• [What is needed]: Pick out the lines containing "subtotal".
* begin Listing *
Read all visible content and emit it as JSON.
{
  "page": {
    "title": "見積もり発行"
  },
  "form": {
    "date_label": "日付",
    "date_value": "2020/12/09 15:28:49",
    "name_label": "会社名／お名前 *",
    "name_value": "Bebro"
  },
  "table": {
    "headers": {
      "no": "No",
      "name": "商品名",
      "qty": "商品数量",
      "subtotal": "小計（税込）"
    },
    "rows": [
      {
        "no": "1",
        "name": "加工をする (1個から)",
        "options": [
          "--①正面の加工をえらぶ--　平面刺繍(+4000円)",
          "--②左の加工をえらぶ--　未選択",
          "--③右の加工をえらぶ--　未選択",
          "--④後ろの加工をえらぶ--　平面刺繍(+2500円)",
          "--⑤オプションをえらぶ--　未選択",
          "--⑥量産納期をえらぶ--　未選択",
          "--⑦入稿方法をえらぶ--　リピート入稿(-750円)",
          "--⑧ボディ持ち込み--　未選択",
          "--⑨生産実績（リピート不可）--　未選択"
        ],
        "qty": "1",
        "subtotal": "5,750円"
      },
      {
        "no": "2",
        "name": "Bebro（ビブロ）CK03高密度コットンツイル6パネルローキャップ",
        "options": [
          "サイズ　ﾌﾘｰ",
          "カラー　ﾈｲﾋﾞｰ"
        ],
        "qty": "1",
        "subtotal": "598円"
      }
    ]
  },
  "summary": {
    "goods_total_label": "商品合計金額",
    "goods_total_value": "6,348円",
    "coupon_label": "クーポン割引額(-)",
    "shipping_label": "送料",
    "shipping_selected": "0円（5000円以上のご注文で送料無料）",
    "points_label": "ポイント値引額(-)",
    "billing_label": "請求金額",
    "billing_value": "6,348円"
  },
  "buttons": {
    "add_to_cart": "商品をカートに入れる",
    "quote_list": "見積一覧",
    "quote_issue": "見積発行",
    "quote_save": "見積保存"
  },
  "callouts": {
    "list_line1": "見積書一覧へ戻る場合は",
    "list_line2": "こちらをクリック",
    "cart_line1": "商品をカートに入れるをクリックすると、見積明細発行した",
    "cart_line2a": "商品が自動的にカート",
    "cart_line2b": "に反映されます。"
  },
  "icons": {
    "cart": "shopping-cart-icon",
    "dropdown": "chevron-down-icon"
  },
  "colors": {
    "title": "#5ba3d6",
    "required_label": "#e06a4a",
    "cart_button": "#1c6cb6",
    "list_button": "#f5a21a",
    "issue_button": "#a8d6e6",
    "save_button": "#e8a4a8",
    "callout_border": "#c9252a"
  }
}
* end Listing *
* begin Listing *
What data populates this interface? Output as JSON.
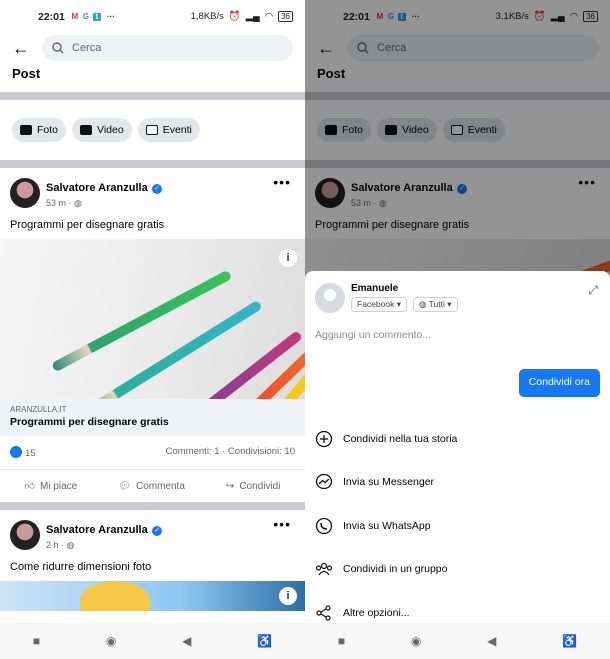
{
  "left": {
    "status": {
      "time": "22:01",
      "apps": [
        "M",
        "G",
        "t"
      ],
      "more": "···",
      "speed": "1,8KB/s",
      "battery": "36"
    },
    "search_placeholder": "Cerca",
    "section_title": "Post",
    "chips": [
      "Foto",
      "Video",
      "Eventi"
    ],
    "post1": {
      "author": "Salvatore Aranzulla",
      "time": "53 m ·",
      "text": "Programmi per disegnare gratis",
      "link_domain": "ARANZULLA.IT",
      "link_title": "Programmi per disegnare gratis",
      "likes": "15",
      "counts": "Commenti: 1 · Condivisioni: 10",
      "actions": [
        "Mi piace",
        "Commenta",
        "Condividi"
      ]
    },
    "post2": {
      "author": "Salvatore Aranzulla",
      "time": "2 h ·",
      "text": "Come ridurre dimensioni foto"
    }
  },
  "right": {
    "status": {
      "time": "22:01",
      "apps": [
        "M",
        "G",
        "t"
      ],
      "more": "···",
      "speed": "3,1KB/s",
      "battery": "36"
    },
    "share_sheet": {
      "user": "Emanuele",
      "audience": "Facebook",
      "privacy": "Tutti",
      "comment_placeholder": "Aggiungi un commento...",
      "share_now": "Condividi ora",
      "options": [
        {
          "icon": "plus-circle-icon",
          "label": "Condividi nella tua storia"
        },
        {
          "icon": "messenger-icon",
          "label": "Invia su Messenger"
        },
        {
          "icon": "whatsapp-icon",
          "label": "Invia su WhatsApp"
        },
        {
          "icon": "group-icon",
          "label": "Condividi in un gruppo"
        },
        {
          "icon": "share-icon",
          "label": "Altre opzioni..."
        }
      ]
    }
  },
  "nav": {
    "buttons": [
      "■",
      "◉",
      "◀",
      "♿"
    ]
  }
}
* end Listing *
• [Answer]:
      "subtotal": "小計（税込）"
        "subtotal": "5,750円"
        "subtotal": "598円"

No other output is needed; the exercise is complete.